%%

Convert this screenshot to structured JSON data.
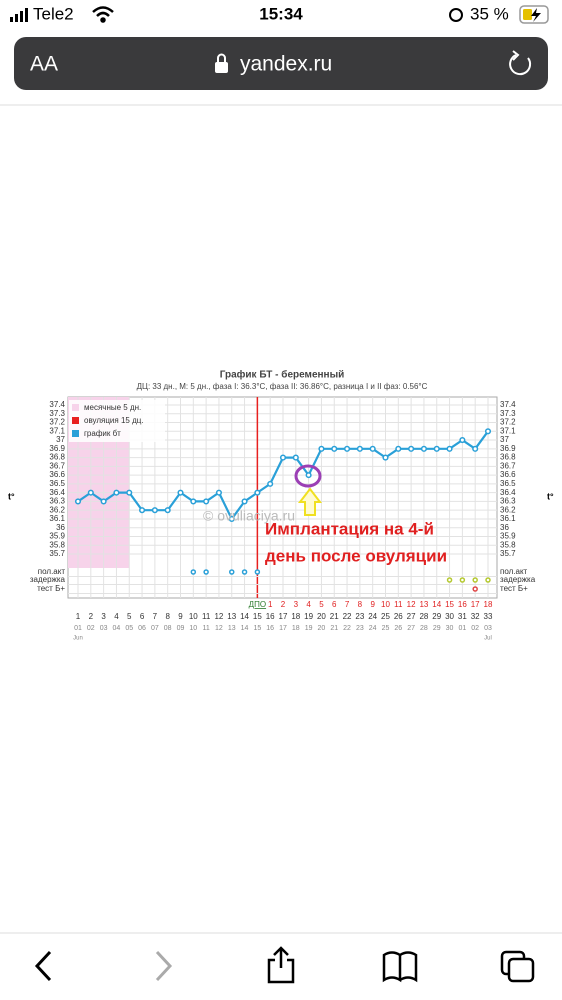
{
  "status_bar": {
    "carrier": "Tele2",
    "time": "15:34",
    "battery": "35 %"
  },
  "browser": {
    "text_size": "AA",
    "url": "yandex.ru"
  },
  "chart_data": {
    "type": "line",
    "title": "График БТ - беременный",
    "subtitle": "ДЦ: 33 дн., М: 5 дн., фаза I: 36.3°С, фаза II: 36.86°С, разница I и II фаз: 0.56°С",
    "axis_label": "t°",
    "x": [
      1,
      2,
      3,
      4,
      5,
      6,
      7,
      8,
      9,
      10,
      11,
      12,
      13,
      14,
      15,
      16,
      17,
      18,
      19,
      20,
      21,
      22,
      23,
      24,
      25,
      26,
      27,
      28,
      29,
      30,
      31,
      32,
      33
    ],
    "dates": [
      "01",
      "02",
      "03",
      "04",
      "05",
      "06",
      "07",
      "08",
      "09",
      "10",
      "11",
      "12",
      "13",
      "14",
      "15",
      "16",
      "17",
      "18",
      "19",
      "20",
      "21",
      "22",
      "23",
      "24",
      "25",
      "26",
      "27",
      "28",
      "29",
      "30",
      "01",
      "02",
      "03"
    ],
    "months": [
      {
        "label": "Jun",
        "x": 1
      },
      {
        "label": "Jul",
        "x": 33
      }
    ],
    "dpo_label": "ДПО",
    "dpo": [
      1,
      2,
      3,
      4,
      5,
      6,
      7,
      8,
      9,
      10,
      11,
      12,
      13,
      14,
      15,
      16,
      17,
      18
    ],
    "ovulation_line": 15,
    "menstruation_span": [
      1,
      5
    ],
    "series": [
      {
        "name": "график бт",
        "color": "#2aa0d8",
        "values": [
          36.3,
          36.4,
          36.3,
          36.4,
          36.4,
          36.2,
          36.2,
          36.2,
          36.4,
          36.3,
          36.3,
          36.4,
          36.1,
          36.3,
          36.4,
          36.5,
          36.8,
          36.8,
          36.6,
          36.9,
          36.9,
          36.9,
          36.9,
          36.9,
          36.8,
          36.9,
          36.9,
          36.9,
          36.9,
          36.9,
          37.0,
          36.9,
          37.1
        ]
      }
    ],
    "legend": [
      {
        "label": "месячные 5 дн.",
        "color": "#f7d3ea"
      },
      {
        "label": "овуляция 15 дц.",
        "color": "#e8201f"
      }
    ],
    "marker_rows": [
      {
        "name": "пол.акт",
        "color": "#2aa0d8",
        "x": [
          10,
          11,
          13,
          14,
          15
        ]
      },
      {
        "name": "задержка",
        "color": "#b5c930",
        "x": [
          30,
          31,
          32,
          33
        ]
      },
      {
        "name": "тест Б+",
        "color": "#e04848",
        "x": [
          32
        ]
      }
    ],
    "xlim": [
      1,
      33
    ],
    "ylim": [
      35.7,
      37.4
    ],
    "yticks": [
      35.7,
      35.8,
      35.9,
      36,
      36.1,
      36.2,
      36.3,
      36.4,
      36.5,
      36.6,
      36.7,
      36.8,
      36.9,
      37,
      37.1,
      37.2,
      37.3,
      37.4
    ],
    "grid": true,
    "watermark": "© ovuliaciya.ru",
    "annotation": [
      "Имплантация на 4-й",
      "день после овуляции"
    ]
  }
}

%%

> **Exercise details**
Gather from the records above every line containing the string "color".

> **The result**
        "color": "#2aa0d8",
        "color": "#f7d3ea"
        "color": "#e8201f"
        "color": "#2aa0d8",
        "color": "#b5c930",
        "color": "#e04848",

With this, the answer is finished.